**THE INPUT**
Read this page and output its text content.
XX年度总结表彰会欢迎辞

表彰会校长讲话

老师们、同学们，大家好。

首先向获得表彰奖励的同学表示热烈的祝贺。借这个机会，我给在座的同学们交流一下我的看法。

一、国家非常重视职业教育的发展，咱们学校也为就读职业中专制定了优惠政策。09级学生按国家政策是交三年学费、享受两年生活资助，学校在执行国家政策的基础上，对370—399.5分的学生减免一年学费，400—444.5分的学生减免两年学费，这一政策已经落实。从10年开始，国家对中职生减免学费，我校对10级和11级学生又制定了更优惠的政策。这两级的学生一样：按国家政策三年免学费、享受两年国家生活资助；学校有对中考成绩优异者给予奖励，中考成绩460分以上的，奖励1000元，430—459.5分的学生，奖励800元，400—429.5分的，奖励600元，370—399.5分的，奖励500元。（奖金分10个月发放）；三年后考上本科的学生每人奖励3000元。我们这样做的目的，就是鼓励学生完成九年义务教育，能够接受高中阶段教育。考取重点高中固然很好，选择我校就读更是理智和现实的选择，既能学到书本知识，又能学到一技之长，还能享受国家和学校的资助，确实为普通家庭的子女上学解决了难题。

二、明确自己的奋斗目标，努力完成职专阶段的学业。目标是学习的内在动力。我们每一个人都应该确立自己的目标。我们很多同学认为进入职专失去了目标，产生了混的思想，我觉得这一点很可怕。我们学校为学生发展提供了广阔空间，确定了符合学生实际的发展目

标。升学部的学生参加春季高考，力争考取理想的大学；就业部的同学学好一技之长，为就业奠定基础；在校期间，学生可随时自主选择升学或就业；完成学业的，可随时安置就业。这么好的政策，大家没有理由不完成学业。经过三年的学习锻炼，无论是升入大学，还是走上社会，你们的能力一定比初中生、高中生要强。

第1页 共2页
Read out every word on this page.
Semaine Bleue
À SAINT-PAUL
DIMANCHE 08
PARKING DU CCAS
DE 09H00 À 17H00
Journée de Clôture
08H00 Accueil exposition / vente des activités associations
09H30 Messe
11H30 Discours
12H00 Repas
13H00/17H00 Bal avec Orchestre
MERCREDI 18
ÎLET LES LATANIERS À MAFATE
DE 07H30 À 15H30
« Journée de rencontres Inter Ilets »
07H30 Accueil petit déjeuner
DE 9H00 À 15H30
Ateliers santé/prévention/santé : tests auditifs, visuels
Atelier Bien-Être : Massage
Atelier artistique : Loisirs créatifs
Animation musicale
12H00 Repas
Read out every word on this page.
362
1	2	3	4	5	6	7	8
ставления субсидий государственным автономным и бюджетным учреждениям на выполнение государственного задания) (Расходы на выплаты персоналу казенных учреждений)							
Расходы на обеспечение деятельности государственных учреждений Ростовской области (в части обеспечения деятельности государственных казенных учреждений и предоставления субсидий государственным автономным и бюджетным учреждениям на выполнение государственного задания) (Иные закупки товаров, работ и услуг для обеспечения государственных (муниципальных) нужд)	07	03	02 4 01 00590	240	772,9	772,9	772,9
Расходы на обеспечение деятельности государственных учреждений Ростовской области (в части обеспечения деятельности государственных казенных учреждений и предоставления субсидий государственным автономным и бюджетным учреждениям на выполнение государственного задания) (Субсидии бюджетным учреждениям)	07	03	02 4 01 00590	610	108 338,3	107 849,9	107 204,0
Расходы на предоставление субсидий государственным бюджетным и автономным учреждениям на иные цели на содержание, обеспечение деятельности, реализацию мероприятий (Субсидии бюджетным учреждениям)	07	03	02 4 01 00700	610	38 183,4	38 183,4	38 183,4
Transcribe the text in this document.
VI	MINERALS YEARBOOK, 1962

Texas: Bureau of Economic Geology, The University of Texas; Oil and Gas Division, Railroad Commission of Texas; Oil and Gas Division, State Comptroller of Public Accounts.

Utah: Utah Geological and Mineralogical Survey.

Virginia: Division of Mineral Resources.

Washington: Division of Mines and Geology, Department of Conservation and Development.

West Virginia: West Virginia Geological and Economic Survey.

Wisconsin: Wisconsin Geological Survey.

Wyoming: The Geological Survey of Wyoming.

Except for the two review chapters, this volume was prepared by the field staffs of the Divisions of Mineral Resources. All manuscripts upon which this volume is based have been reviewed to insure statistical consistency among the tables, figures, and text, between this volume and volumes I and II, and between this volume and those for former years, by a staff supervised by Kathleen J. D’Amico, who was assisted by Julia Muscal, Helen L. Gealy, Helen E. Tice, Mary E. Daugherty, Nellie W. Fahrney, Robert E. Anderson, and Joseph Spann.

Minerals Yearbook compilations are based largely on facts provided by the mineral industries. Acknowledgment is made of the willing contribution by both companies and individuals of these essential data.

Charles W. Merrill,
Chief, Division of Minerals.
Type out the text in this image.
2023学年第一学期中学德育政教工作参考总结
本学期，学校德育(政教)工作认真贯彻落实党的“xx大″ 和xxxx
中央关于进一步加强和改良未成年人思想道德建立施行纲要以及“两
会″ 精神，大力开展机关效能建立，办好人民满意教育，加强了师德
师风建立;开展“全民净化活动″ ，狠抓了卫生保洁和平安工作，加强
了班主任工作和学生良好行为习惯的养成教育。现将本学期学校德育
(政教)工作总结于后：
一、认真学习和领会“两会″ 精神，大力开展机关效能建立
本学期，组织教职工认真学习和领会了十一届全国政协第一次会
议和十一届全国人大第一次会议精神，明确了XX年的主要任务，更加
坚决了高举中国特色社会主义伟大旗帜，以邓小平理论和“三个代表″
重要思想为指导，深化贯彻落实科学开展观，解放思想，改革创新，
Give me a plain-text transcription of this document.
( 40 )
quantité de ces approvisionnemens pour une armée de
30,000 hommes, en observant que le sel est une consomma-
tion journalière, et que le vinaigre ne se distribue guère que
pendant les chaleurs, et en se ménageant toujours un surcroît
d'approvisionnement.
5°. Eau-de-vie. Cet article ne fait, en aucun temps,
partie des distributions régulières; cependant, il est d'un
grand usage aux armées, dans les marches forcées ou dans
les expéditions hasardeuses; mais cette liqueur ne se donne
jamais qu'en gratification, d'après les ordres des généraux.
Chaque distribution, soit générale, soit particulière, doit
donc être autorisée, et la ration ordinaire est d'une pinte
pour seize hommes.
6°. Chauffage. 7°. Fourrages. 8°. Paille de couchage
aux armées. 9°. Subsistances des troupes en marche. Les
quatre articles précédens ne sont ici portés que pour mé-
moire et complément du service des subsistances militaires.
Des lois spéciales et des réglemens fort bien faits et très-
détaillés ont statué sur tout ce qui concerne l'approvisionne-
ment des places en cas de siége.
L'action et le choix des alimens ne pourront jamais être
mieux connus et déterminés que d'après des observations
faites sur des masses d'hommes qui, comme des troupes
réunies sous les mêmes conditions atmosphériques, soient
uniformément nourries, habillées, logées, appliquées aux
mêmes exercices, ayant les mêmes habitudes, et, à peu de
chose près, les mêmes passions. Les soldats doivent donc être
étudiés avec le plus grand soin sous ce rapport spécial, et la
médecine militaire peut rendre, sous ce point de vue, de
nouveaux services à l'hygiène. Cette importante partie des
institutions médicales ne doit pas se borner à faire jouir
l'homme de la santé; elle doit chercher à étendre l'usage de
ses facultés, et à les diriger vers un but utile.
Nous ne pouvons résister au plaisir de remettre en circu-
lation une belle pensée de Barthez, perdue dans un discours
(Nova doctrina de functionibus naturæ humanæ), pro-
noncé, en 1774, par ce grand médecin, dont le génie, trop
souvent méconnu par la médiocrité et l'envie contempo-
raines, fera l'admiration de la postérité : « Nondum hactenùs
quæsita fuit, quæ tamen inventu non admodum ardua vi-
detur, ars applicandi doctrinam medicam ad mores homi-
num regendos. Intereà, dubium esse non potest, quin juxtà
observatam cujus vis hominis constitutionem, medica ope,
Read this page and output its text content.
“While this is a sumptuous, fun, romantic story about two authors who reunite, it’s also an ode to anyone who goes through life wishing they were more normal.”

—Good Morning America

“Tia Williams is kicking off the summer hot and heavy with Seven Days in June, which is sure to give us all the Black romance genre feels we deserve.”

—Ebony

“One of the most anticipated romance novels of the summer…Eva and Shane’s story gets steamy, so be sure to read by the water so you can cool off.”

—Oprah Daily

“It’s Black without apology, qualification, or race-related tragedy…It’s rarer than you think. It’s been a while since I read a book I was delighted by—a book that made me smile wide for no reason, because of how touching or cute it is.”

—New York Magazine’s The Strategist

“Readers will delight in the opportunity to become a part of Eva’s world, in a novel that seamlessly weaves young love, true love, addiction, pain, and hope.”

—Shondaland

**GOAL**
Search the entries for the word "document", then gather every line that has it.

**CORRECT RESULT**
Transcribe the text in this document.
Give me a plain-text transcription of this document.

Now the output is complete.